**What you will do**. Filter the listing and keep only the lines with the word "value".

**Records shown**.
— begin —
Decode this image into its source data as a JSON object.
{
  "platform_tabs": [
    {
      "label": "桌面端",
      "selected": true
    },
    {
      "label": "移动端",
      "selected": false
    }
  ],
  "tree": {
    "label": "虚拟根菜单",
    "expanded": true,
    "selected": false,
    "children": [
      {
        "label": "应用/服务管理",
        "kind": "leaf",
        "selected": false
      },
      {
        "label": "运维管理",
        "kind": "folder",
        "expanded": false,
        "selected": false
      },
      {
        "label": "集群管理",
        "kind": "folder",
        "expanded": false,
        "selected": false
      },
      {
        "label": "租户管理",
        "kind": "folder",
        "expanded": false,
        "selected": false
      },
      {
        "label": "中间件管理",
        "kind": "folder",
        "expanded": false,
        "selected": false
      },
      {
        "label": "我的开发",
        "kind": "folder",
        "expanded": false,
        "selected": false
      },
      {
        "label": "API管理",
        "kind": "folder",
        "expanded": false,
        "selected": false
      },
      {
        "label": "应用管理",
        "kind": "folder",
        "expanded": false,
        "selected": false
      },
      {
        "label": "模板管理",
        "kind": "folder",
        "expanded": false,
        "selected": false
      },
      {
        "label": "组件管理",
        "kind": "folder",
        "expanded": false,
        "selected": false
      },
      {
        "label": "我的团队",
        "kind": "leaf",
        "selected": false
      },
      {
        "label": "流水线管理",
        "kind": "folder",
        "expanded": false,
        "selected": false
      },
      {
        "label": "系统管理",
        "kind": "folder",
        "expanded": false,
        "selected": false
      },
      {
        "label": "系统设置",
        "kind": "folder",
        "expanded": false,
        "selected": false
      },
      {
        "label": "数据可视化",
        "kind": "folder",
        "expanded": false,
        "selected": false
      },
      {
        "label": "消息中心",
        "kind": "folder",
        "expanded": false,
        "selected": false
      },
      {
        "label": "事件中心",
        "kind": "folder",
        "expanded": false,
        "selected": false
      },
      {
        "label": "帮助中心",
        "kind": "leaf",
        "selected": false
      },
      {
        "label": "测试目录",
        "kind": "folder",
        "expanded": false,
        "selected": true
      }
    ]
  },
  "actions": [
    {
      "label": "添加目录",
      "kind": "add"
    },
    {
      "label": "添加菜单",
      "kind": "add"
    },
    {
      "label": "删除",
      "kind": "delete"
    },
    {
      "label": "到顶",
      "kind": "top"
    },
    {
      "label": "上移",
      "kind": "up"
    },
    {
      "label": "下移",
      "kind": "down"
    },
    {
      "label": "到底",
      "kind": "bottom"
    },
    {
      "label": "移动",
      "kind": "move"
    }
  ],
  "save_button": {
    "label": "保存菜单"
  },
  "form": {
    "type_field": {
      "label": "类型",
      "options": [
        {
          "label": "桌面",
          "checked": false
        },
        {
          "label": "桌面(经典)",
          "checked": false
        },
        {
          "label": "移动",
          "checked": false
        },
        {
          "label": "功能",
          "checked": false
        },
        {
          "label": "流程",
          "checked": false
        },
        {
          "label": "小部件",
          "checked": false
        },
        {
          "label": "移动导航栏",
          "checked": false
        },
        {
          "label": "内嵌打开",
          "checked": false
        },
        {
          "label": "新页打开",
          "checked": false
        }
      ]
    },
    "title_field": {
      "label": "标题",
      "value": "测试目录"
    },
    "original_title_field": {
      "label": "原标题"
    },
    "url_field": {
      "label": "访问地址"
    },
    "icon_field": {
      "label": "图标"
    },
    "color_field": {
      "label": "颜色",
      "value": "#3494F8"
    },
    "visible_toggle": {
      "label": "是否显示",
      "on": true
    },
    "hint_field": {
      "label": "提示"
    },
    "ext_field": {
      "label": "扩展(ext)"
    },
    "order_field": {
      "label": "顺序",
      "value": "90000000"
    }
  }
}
— end —
**The reply**.
      "value": "测试目录"
      "value": "#3494F8"
      "value": "90000000"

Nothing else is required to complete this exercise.